==== RECORDS FOR THE EXERCISE

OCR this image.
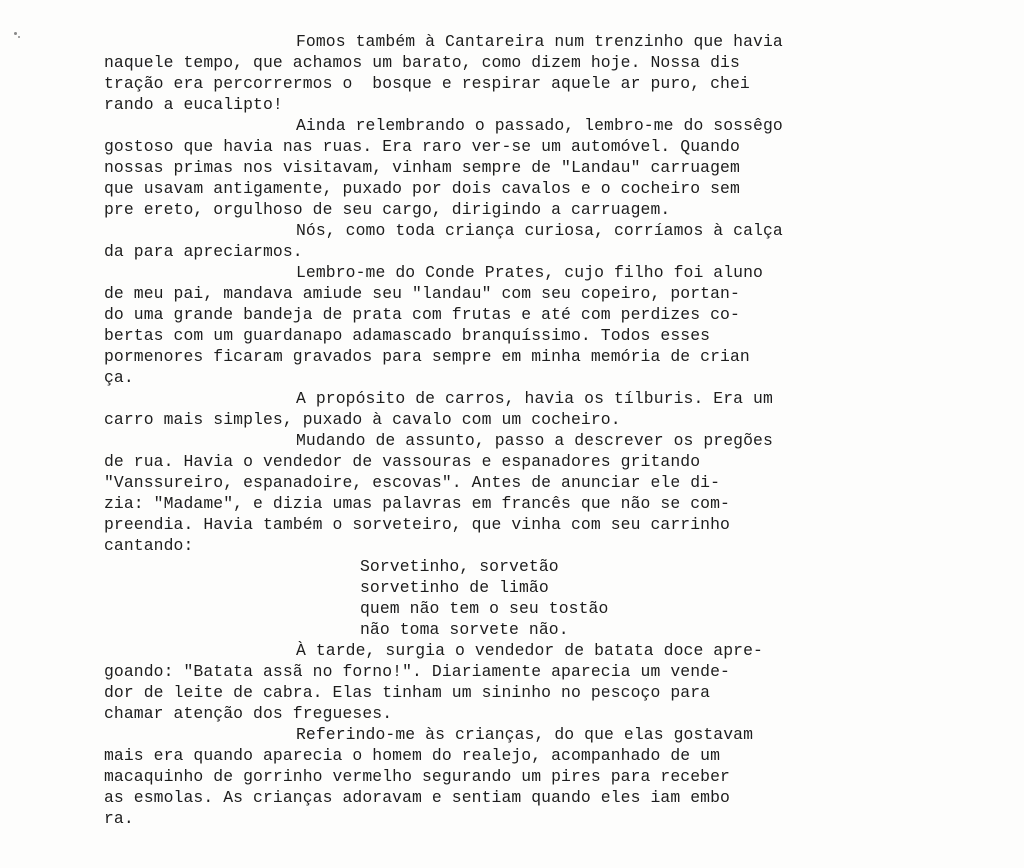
Fomos também à Cantareira num trenzinho que havia
naquele tempo, que achamos um barato, como dizem hoje. Nossa dis
tração era percorrermos o  bosque e respirar aquele ar puro, chei
rando a eucalipto!
Ainda relembrando o passado, lembro-me do sossêgo
gostoso que havia nas ruas. Era raro ver-se um automóvel. Quando
nossas primas nos visitavam, vinham sempre de "Landau" carruagem
que usavam antigamente, puxado por dois cavalos e o cocheiro sem
pre ereto, orgulhoso de seu cargo, dirigindo a carruagem.
Nós, como toda criança curiosa, corríamos à calça
da para apreciarmos.
Lembro-me do Conde Prates, cujo filho foi aluno
de meu pai, mandava amiude seu "landau" com seu copeiro, portan-
do uma grande bandeja de prata com frutas e até com perdizes co-
bertas com um guardanapo adamascado branquíssimo. Todos esses
pormenores ficaram gravados para sempre em minha memória de crian
ça.
A propósito de carros, havia os tílburis. Era um
carro mais simples, puxado à cavalo com um cocheiro.
Mudando de assunto, passo a descrever os pregões
de rua. Havia o vendedor de vassouras e espanadores gritando
"Vanssureiro, espanadoire, escovas". Antes de anunciar ele di-
zia: "Madame", e dizia umas palavras em francês que não se com-
preendia. Havia também o sorveteiro, que vinha com seu carrinho
cantando:
Sorvetinho, sorvetão
sorvetinho de limão
quem não tem o seu tostão
não toma sorvete não.
À tarde, surgia o vendedor de batata doce apre-
goando: "Batata assã no forno!". Diariamente aparecia um vende-
dor de leite de cabra. Elas tinham um sininho no pescoço para
chamar atenção dos fregueses.
Referindo-me às crianças, do que elas gostavam
mais era quando aparecia o homem do realejo, acompanhado de um
macaquinho de gorrinho vermelho segurando um pires para receber
as esmolas. As crianças adoravam e sentiam quando eles iam embo
ra.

========

**WHAT NEEDS TO BE DONE:** Determine how many of the lines above hold the word "vendedor", and output that number by itself.

**RESULT FOR THIS TASK:** 2